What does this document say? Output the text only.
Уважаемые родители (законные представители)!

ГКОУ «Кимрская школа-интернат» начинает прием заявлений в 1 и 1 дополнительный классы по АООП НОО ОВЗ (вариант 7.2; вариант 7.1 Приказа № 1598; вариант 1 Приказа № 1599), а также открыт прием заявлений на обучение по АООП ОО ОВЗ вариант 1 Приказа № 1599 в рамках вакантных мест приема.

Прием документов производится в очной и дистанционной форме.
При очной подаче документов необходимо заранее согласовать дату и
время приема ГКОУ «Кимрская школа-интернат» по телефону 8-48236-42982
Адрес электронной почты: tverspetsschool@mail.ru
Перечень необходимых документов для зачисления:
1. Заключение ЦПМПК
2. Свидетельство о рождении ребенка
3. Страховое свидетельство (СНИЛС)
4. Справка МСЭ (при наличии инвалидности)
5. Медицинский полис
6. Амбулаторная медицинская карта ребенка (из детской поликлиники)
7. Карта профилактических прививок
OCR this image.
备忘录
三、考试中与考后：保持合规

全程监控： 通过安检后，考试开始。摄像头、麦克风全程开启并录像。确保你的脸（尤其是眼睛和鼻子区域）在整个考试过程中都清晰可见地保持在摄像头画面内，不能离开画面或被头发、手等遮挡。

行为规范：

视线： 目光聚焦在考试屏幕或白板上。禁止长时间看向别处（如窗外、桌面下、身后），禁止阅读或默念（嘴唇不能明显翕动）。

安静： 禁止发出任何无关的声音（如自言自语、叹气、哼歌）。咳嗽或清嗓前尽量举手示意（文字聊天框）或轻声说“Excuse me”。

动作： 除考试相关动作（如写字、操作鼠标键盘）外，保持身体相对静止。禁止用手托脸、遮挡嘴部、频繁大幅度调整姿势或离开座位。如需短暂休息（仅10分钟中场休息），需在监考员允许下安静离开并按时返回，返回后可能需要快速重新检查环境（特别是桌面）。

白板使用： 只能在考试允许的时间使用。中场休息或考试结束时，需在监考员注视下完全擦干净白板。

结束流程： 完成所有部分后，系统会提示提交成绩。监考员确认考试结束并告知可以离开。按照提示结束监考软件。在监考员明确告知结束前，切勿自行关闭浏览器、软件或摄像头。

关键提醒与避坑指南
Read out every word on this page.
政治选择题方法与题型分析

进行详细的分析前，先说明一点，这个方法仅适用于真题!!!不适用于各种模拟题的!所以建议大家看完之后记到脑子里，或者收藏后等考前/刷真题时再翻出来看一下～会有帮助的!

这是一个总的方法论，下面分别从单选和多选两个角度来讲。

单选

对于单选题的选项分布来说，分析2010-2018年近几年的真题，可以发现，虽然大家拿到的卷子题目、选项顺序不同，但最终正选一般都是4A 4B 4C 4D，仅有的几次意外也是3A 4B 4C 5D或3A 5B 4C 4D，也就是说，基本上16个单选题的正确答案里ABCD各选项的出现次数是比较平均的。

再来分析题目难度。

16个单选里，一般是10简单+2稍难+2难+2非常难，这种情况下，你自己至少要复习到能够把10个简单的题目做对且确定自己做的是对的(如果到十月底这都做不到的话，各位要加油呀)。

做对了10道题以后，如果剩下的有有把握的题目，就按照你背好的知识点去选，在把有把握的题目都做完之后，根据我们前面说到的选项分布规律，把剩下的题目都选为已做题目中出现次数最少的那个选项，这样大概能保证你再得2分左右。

**********

Give every line of the material again, exactly as it reads.

What does this document say? Output the text only.
Уважаемые родители (законные представители)!

ГКОУ «Кимрская школа-интернат» начинает прием заявлений в 1 и 1 дополнительный классы по АООП НОО ОВЗ (вариант 7.2; вариант 7.1 Приказа № 1598; вариант 1 Приказа № 1599), а также открыт прием заявлений на обучение по АООП ОО ОВЗ вариант 1 Приказа № 1599 в рамках вакантных мест приема.

Прием документов производится в очной и дистанционной форме.
При очной подаче документов необходимо заранее согласовать дату и
время приема ГКОУ «Кимрская школа-интернат» по телефону 8-48236-42982
Адрес электронной почты: tverspetsschool@mail.ru
Перечень необходимых документов для зачисления:
1. Заключение ЦПМПК
2. Свидетельство о рождении ребенка
3. Страховое свидетельство (СНИЛС)
4. Справка МСЭ (при наличии инвалидности)
5. Медицинский полис
6. Амбулаторная медицинская карта ребенка (из детской поликлиники)
7. Карта профилактических прививок
OCR this image.
备忘录
三、考试中与考后：保持合规

全程监控： 通过安检后，考试开始。摄像头、麦克风全程开启并录像。确保你的脸（尤其是眼睛和鼻子区域）在整个考试过程中都清晰可见地保持在摄像头画面内，不能离开画面或被头发、手等遮挡。

行为规范：

视线： 目光聚焦在考试屏幕或白板上。禁止长时间看向别处（如窗外、桌面下、身后），禁止阅读或默念（嘴唇不能明显翕动）。

安静： 禁止发出任何无关的声音（如自言自语、叹气、哼歌）。咳嗽或清嗓前尽量举手示意（文字聊天框）或轻声说“Excuse me”。

动作： 除考试相关动作（如写字、操作鼠标键盘）外，保持身体相对静止。禁止用手托脸、遮挡嘴部、频繁大幅度调整姿势或离开座位。如需短暂休息（仅10分钟中场休息），需在监考员允许下安静离开并按时返回，返回后可能需要快速重新检查环境（特别是桌面）。

白板使用： 只能在考试允许的时间使用。中场休息或考试结束时，需在监考员注视下完全擦干净白板。

结束流程： 完成所有部分后，系统会提示提交成绩。监考员确认考试结束并告知可以离开。按照提示结束监考软件。在监考员明确告知结束前，切勿自行关闭浏览器、软件或摄像头。

关键提醒与避坑指南
Read out every word on this page.
政治选择题方法与题型分析

进行详细的分析前，先说明一点，这个方法仅适用于真题!!!不适用于各种模拟题的!所以建议大家看完之后记到脑子里，或者收藏后等考前/刷真题时再翻出来看一下～会有帮助的!

这是一个总的方法论，下面分别从单选和多选两个角度来讲。

单选

对于单选题的选项分布来说，分析2010-2018年近几年的真题，可以发现，虽然大家拿到的卷子题目、选项顺序不同，但最终正选一般都是4A 4B 4C 4D，仅有的几次意外也是3A 4B 4C 5D或3A 5B 4C 4D，也就是说，基本上16个单选题的正确答案里ABCD各选项的出现次数是比较平均的。

再来分析题目难度。

16个单选里，一般是10简单+2稍难+2难+2非常难，这种情况下，你自己至少要复习到能够把10个简单的题目做对且确定自己做的是对的(如果到十月底这都做不到的话，各位要加油呀)。

做对了10道题以后，如果剩下的有有把握的题目，就按照你背好的知识点去选，在把有把握的题目都做完之后，根据我们前面说到的选项分布规律，把剩下的题目都选为已做题目中出现次数最少的那个选项，这样大概能保证你再得2分左右。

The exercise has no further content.